Pictures aside, quote the whole listing exactly.
═══
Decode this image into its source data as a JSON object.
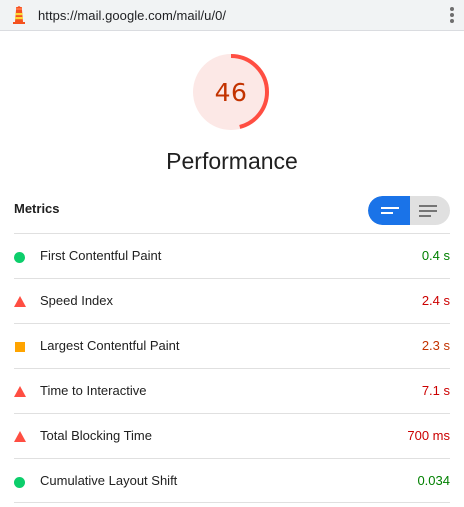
{
  "browser": {
    "url": "https://mail.google.com/mail/u/0/"
  },
  "score": {
    "value": "46",
    "fraction": 0.46,
    "category": "Performance",
    "ring_color": "#ff4e42",
    "ring_track_color": "#fce8e6",
    "text_color": "#c33300"
  },
  "metrics": {
    "label": "Metrics",
    "toggle": {
      "selected": "compact-view",
      "options": [
        "compact-view-icon",
        "expanded-view-icon"
      ]
    },
    "items": [
      {
        "name": "First Contentful Paint",
        "value": "0.4 s",
        "status": "pass",
        "icon": "circle"
      },
      {
        "name": "Speed Index",
        "value": "2.4 s",
        "status": "fail",
        "icon": "triangle"
      },
      {
        "name": "Largest Contentful Paint",
        "value": "2.3 s",
        "status": "average",
        "icon": "square"
      },
      {
        "name": "Time to Interactive",
        "value": "7.1 s",
        "status": "fail",
        "icon": "triangle"
      },
      {
        "name": "Total Blocking Time",
        "value": "700 ms",
        "status": "fail",
        "icon": "triangle"
      },
      {
        "name": "Cumulative Layout Shift",
        "value": "0.034",
        "status": "pass",
        "icon": "circle"
      }
    ]
  },
  "colors": {
    "pass": "#0cce6b",
    "average": "#ffa400",
    "fail": "#ff4e42",
    "accent": "#1a73e8"
  }
}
═══
(SOLUTION FOR THIS PROBLEM)
Decode this image into its source data as a JSON object.
{
  "browser": {
    "url": "https://mail.google.com/mail/u/0/"
  },
  "score": {
    "value": "46",
    "fraction": 0.46,
    "category": "Performance",
    "ring_color": "#ff4e42",
    "ring_track_color": "#fce8e6",
    "text_color": "#c33300"
  },
  "metrics": {
    "label": "Metrics",
    "toggle": {
      "selected": "compact-view",
      "options": [
        "compact-view-icon",
        "expanded-view-icon"
      ]
    },
    "items": [
      {
        "name": "First Contentful Paint",
        "value": "0.4 s",
        "status": "pass",
        "icon": "circle"
      },
      {
        "name": "Speed Index",
        "value": "2.4 s",
        "status": "fail",
        "icon": "triangle"
      },
      {
        "name": "Largest Contentful Paint",
        "value": "2.3 s",
        "status": "average",
        "icon": "square"
      },
      {
        "name": "Time to Interactive",
        "value": "7.1 s",
        "status": "fail",
        "icon": "triangle"
      },
      {
        "name": "Total Blocking Time",
        "value": "700 ms",
        "status": "fail",
        "icon": "triangle"
      },
      {
        "name": "Cumulative Layout Shift",
        "value": "0.034",
        "status": "pass",
        "icon": "circle"
      }
    ]
  },
  "colors": {
    "pass": "#0cce6b",
    "average": "#ffa400",
    "fail": "#ff4e42",
    "accent": "#1a73e8"
  }
}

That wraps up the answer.